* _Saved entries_
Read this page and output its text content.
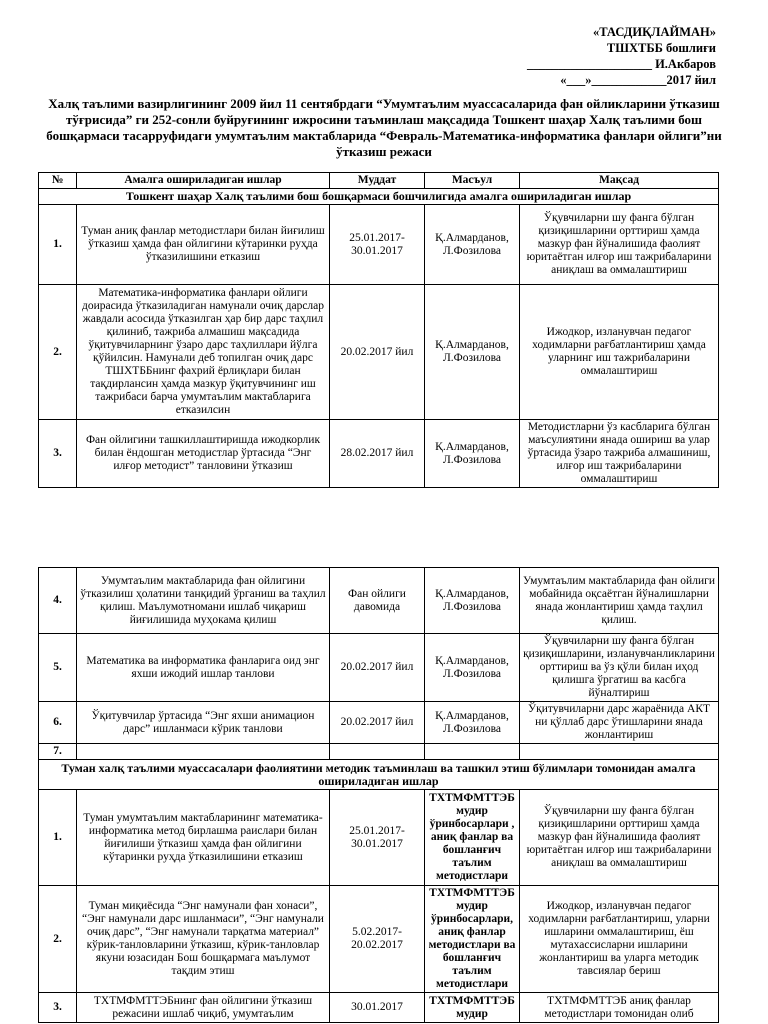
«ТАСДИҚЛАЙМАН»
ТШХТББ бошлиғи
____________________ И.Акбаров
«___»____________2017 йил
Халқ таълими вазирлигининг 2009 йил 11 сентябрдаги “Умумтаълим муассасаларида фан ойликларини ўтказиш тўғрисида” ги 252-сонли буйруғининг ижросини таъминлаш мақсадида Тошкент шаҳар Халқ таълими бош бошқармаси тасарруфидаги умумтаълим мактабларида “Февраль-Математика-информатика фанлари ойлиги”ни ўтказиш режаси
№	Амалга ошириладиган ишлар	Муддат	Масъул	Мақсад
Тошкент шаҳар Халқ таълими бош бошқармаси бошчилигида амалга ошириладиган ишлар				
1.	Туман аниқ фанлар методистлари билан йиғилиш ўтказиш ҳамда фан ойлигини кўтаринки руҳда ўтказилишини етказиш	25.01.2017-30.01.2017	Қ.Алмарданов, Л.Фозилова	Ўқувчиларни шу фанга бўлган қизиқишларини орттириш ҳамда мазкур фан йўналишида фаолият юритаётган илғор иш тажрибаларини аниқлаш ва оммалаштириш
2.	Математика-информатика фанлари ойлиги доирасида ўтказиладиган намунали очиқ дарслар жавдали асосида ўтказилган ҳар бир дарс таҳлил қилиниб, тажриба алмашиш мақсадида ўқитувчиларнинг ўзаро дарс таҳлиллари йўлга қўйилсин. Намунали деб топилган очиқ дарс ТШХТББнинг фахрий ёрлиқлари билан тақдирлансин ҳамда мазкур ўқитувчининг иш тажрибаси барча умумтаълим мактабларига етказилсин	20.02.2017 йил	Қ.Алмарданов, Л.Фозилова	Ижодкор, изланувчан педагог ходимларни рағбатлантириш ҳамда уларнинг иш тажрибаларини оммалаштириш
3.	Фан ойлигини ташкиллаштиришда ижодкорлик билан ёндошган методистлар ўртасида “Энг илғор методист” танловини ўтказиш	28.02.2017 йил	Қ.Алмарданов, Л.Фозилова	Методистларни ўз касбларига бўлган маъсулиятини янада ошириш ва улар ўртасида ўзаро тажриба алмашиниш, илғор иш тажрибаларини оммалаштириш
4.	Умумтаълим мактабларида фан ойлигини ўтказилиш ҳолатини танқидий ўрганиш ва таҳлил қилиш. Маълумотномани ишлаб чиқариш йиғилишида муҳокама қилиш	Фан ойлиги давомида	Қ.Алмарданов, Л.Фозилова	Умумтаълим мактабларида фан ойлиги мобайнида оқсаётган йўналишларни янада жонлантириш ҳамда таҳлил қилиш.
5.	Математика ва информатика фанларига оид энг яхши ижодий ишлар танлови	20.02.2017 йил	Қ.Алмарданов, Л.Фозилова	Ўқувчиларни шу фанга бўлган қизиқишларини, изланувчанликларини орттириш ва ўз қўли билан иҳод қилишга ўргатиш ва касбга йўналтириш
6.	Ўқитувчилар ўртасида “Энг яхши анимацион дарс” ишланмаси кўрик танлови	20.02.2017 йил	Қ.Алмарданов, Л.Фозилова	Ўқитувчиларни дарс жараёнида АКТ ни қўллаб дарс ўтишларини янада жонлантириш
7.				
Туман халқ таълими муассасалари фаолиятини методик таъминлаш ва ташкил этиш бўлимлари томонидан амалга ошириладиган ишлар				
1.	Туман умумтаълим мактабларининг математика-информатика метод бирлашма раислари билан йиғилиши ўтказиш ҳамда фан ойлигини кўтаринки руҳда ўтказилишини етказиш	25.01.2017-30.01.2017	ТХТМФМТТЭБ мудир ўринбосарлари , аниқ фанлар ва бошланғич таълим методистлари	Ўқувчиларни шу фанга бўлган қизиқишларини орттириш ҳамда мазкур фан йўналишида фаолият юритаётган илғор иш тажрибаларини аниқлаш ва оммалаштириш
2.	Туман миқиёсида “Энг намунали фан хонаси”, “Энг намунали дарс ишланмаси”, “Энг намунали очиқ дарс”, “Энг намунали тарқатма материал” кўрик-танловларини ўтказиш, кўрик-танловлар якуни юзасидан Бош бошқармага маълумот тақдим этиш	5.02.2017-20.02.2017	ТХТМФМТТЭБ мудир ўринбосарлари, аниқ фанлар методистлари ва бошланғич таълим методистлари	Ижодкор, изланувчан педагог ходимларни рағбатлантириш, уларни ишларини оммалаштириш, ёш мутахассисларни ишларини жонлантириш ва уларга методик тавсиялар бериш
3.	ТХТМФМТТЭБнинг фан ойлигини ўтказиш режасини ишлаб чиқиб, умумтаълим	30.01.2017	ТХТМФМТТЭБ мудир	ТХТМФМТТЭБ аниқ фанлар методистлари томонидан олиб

* _Task brief_
Leave the pictures out and reproduce all of the records exactly.

* _Answer for this exercise_
Read this page and output its text content.
«ТАСДИҚЛАЙМАН»
ТШХТББ бошлиғи
____________________ И.Акбаров
«___»____________2017 йил
Халқ таълими вазирлигининг 2009 йил 11 сентябрдаги “Умумтаълим муассасаларида фан ойликларини ўтказиш тўғрисида” ги 252-сонли буйруғининг ижросини таъминлаш мақсадида Тошкент шаҳар Халқ таълими бош бошқармаси тасарруфидаги умумтаълим мактабларида “Февраль-Математика-информатика фанлари ойлиги”ни ўтказиш режаси
№	Амалга ошириладиган ишлар	Муддат	Масъул	Мақсад
Тошкент шаҳар Халқ таълими бош бошқармаси бошчилигида амалга ошириладиган ишлар				
1.	Туман аниқ фанлар методистлари билан йиғилиш ўтказиш ҳамда фан ойлигини кўтаринки руҳда ўтказилишини етказиш	25.01.2017-30.01.2017	Қ.Алмарданов, Л.Фозилова	Ўқувчиларни шу фанга бўлган қизиқишларини орттириш ҳамда мазкур фан йўналишида фаолият юритаётган илғор иш тажрибаларини аниқлаш ва оммалаштириш
2.	Математика-информатика фанлари ойлиги доирасида ўтказиладиган намунали очиқ дарслар жавдали асосида ўтказилган ҳар бир дарс таҳлил қилиниб, тажриба алмашиш мақсадида ўқитувчиларнинг ўзаро дарс таҳлиллари йўлга қўйилсин. Намунали деб топилган очиқ дарс ТШХТББнинг фахрий ёрлиқлари билан тақдирлансин ҳамда мазкур ўқитувчининг иш тажрибаси барча умумтаълим мактабларига етказилсин	20.02.2017 йил	Қ.Алмарданов, Л.Фозилова	Ижодкор, изланувчан педагог ходимларни рағбатлантириш ҳамда уларнинг иш тажрибаларини оммалаштириш
3.	Фан ойлигини ташкиллаштиришда ижодкорлик билан ёндошган методистлар ўртасида “Энг илғор методист” танловини ўтказиш	28.02.2017 йил	Қ.Алмарданов, Л.Фозилова	Методистларни ўз касбларига бўлган маъсулиятини янада ошириш ва улар ўртасида ўзаро тажриба алмашиниш, илғор иш тажрибаларини оммалаштириш
4.	Умумтаълим мактабларида фан ойлигини ўтказилиш ҳолатини танқидий ўрганиш ва таҳлил қилиш. Маълумотномани ишлаб чиқариш йиғилишида муҳокама қилиш	Фан ойлиги давомида	Қ.Алмарданов, Л.Фозилова	Умумтаълим мактабларида фан ойлиги мобайнида оқсаётган йўналишларни янада жонлантириш ҳамда таҳлил қилиш.
5.	Математика ва информатика фанларига оид энг яхши ижодий ишлар танлови	20.02.2017 йил	Қ.Алмарданов, Л.Фозилова	Ўқувчиларни шу фанга бўлган қизиқишларини, изланувчанликларини орттириш ва ўз қўли билан иҳод қилишга ўргатиш ва касбга йўналтириш
6.	Ўқитувчилар ўртасида “Энг яхши анимацион дарс” ишланмаси кўрик танлови	20.02.2017 йил	Қ.Алмарданов, Л.Фозилова	Ўқитувчиларни дарс жараёнида АКТ ни қўллаб дарс ўтишларини янада жонлантириш
7.				
Туман халқ таълими муассасалари фаолиятини методик таъминлаш ва ташкил этиш бўлимлари томонидан амалга ошириладиган ишлар				
1.	Туман умумтаълим мактабларининг математика-информатика метод бирлашма раислари билан йиғилиши ўтказиш ҳамда фан ойлигини кўтаринки руҳда ўтказилишини етказиш	25.01.2017-30.01.2017	ТХТМФМТТЭБ мудир ўринбосарлари , аниқ фанлар ва бошланғич таълим методистлари	Ўқувчиларни шу фанга бўлган қизиқишларини орттириш ҳамда мазкур фан йўналишида фаолият юритаётган илғор иш тажрибаларини аниқлаш ва оммалаштириш
2.	Туман миқиёсида “Энг намунали фан хонаси”, “Энг намунали дарс ишланмаси”, “Энг намунали очиқ дарс”, “Энг намунали тарқатма материал” кўрик-танловларини ўтказиш, кўрик-танловлар якуни юзасидан Бош бошқармага маълумот тақдим этиш	5.02.2017-20.02.2017	ТХТМФМТТЭБ мудир ўринбосарлари, аниқ фанлар методистлари ва бошланғич таълим методистлари	Ижодкор, изланувчан педагог ходимларни рағбатлантириш, уларни ишларини оммалаштириш, ёш мутахассисларни ишларини жонлантириш ва уларга методик тавсиялар бериш
3.	ТХТМФМТТЭБнинг фан ойлигини ўтказиш режасини ишлаб чиқиб, умумтаълим	30.01.2017	ТХТМФМТТЭБ мудир	ТХТМФМТТЭБ аниқ фанлар методистлари томонидан олиб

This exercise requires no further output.